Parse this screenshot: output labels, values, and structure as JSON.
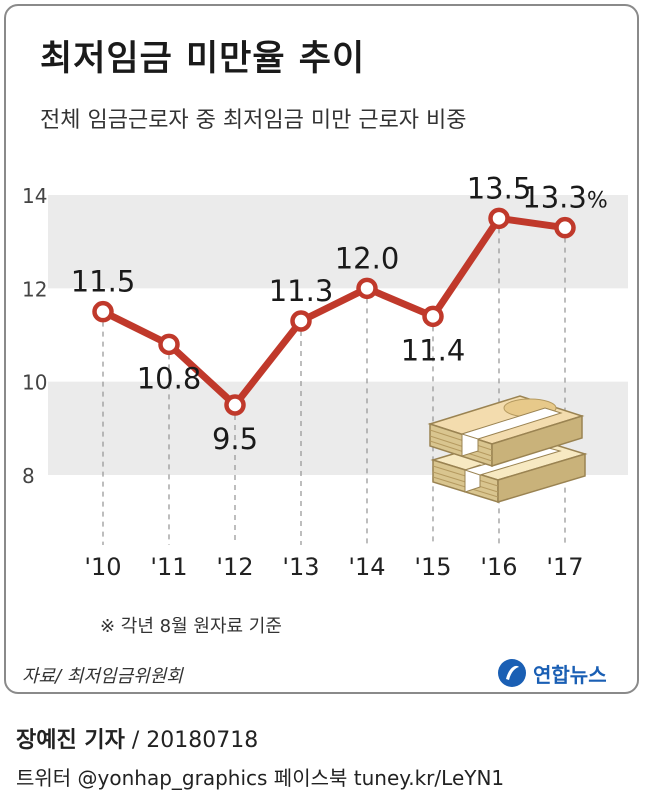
{
  "title": "최저임금 미만율 추이",
  "subtitle": "전체 임금근로자 중 최저임금 미만 근로자 비중",
  "note": "※ 각년 8월 원자료 기준",
  "source": "자료/ 최저임금위원회",
  "logo": {
    "text": "연합뉴스",
    "icon": "yonhap-logo-icon",
    "color": "#1a5fb4"
  },
  "reporter": {
    "name": "장예진 기자",
    "date": "/ 20180718"
  },
  "social": "트위터 @yonhap_graphics  페이스북 tuney.kr/LeYN1",
  "colors": {
    "line": "#c0392b",
    "band": "#ebebeb",
    "text": "#222222"
  },
  "chart_data": {
    "type": "line",
    "title": "최저임금 미만율 추이",
    "subtitle": "전체 임금근로자 중 최저임금 미만 근로자 비중",
    "categories": [
      "'10",
      "'11",
      "'12",
      "'13",
      "'14",
      "'15",
      "'16",
      "'17"
    ],
    "values": [
      11.5,
      10.8,
      9.5,
      11.3,
      12.0,
      11.4,
      13.5,
      13.3
    ],
    "labels": [
      "11.5",
      "10.8",
      "9.5",
      "11.3",
      "12.0",
      "11.4",
      "13.5",
      "13.3"
    ],
    "label_side": [
      "above",
      "below",
      "below",
      "above",
      "above",
      "below",
      "above",
      "above"
    ],
    "unit": "%",
    "yticks": [
      8,
      10,
      12,
      14
    ],
    "ylim": [
      8,
      14
    ],
    "bands": [
      [
        8,
        10
      ],
      [
        12,
        14
      ]
    ],
    "xlabel": "",
    "ylabel": "",
    "grid": false,
    "legend": "none"
  }
}
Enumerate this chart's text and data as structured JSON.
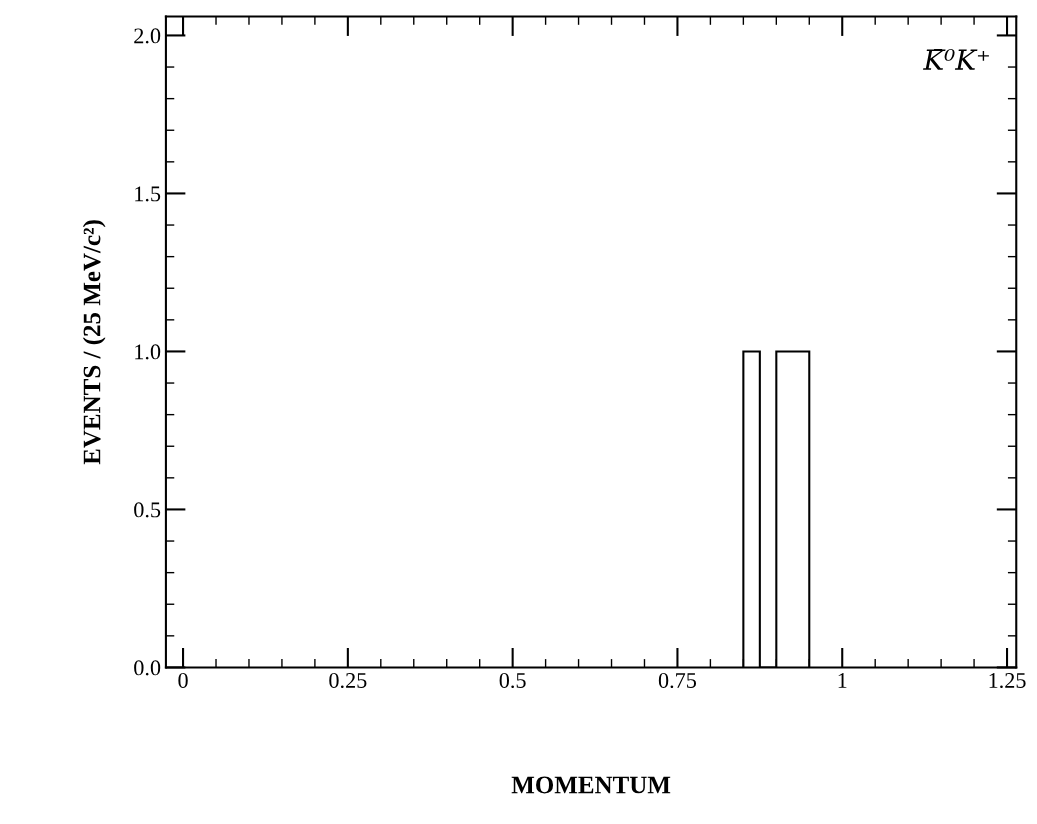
{
  "chart_data": {
    "type": "histogram",
    "bins": [
      0.85,
      0.875,
      0.9,
      0.925,
      0.95
    ],
    "values": [
      1,
      0,
      1,
      1
    ],
    "color": "#000000",
    "xlabel": "MOMENTUM",
    "ylabel": "EVENTS / (25 MeV/c²)",
    "annotations": [
      "K̄⁰K⁺"
    ],
    "xlim": [
      -0.026,
      1.264
    ],
    "ylim": [
      0,
      2.06
    ],
    "xticks": [
      0,
      0.25,
      0.5,
      0.75,
      1,
      1.25
    ],
    "yticks": [
      {
        "value": 0,
        "label": "0.0"
      },
      {
        "value": 0.5,
        "label": "0.5"
      },
      {
        "value": 1,
        "label": "1.0"
      },
      {
        "value": 1.5,
        "label": "1.5"
      },
      {
        "value": 2,
        "label": "2.0"
      }
    ],
    "grid": false,
    "legend": false
  }
}
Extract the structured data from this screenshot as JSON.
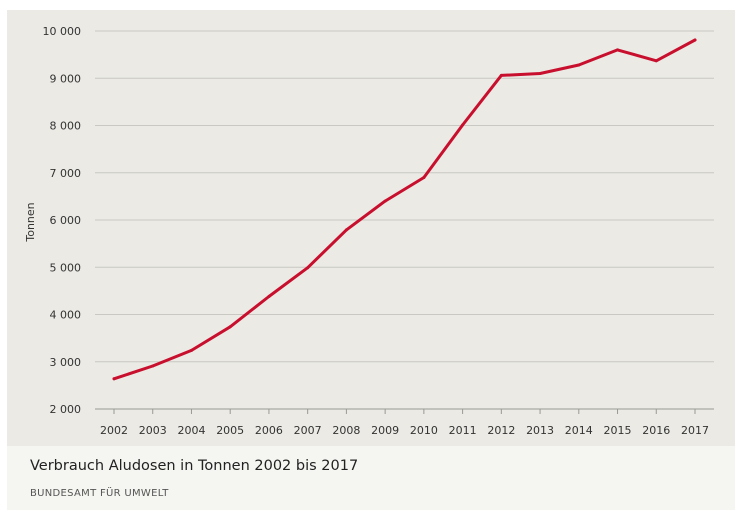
{
  "chart_data": {
    "type": "line",
    "title": "Verbrauch Aludosen in Tonnen 2002 bis 2017",
    "source": "BUNDESAMT FÜR UMWELT",
    "ylabel": "Tonnen",
    "xlabel": "",
    "ylim": [
      2000,
      10000
    ],
    "yticks": [
      2000,
      3000,
      4000,
      5000,
      6000,
      7000,
      8000,
      9000,
      10000
    ],
    "ytick_labels": [
      "2 000",
      "3 000",
      "4 000",
      "5 000",
      "6 000",
      "7 000",
      "8 000",
      "9 000",
      "10 000"
    ],
    "grid": true,
    "legend": "none",
    "line_color": "#c8102e",
    "x": [
      "2002",
      "2003",
      "2004",
      "2005",
      "2006",
      "2007",
      "2008",
      "2009",
      "2010",
      "2011",
      "2012",
      "2013",
      "2014",
      "2015",
      "2016",
      "2017"
    ],
    "series": [
      {
        "values": [
          2640,
          2910,
          3240,
          3740,
          4380,
          4990,
          5790,
          6400,
          6900,
          8010,
          9060,
          9100,
          9280,
          9600,
          9370,
          9810
        ]
      }
    ]
  }
}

====================

Aim of the task:
Write out, exactly as given, the line containing "Enumerate this chart's" and every line after it through the end, with no pictures.

Worked answer:
Enumerate this chart's text and data as structured JSON.
{
  "chart_data": {
    "type": "histogram",
    "bins": [
      0.85,
      0.875,
      0.9,
      0.925,
      0.95
    ],
    "values": [
      1,
      0,
      1,
      1
    ],
    "color": "#000000",
    "xlabel": "MOMENTUM",
    "ylabel": "EVENTS / (25 MeV/c²)",
    "annotations": [
      "K̄⁰K⁺"
    ],
    "xlim": [
      -0.026,
      1.264
    ],
    "ylim": [
      0,
      2.06
    ],
    "xticks": [
      0,
      0.25,
      0.5,
      0.75,
      1,
      1.25
    ],
    "yticks": [
      {
        "value": 0,
        "label": "0.0"
      },
      {
        "value": 0.5,
        "label": "0.5"
      },
      {
        "value": 1,
        "label": "1.0"
      },
      {
        "value": 1.5,
        "label": "1.5"
      },
      {
        "value": 2,
        "label": "2.0"
      }
    ],
    "grid": false,
    "legend": false
  }
}
Extract the structured data from this screenshot as JSON.
{
  "chart_data": {
    "type": "line",
    "title": "Verbrauch Aludosen in Tonnen 2002 bis 2017",
    "source": "BUNDESAMT FÜR UMWELT",
    "ylabel": "Tonnen",
    "xlabel": "",
    "ylim": [
      2000,
      10000
    ],
    "yticks": [
      2000,
      3000,
      4000,
      5000,
      6000,
      7000,
      8000,
      9000,
      10000
    ],
    "ytick_labels": [
      "2 000",
      "3 000",
      "4 000",
      "5 000",
      "6 000",
      "7 000",
      "8 000",
      "9 000",
      "10 000"
    ],
    "grid": true,
    "legend": "none",
    "line_color": "#c8102e",
    "x": [
      "2002",
      "2003",
      "2004",
      "2005",
      "2006",
      "2007",
      "2008",
      "2009",
      "2010",
      "2011",
      "2012",
      "2013",
      "2014",
      "2015",
      "2016",
      "2017"
    ],
    "series": [
      {
        "values": [
          2640,
          2910,
          3240,
          3740,
          4380,
          4990,
          5790,
          6400,
          6900,
          8010,
          9060,
          9100,
          9280,
          9600,
          9370,
          9810
        ]
      }
    ]
  }
}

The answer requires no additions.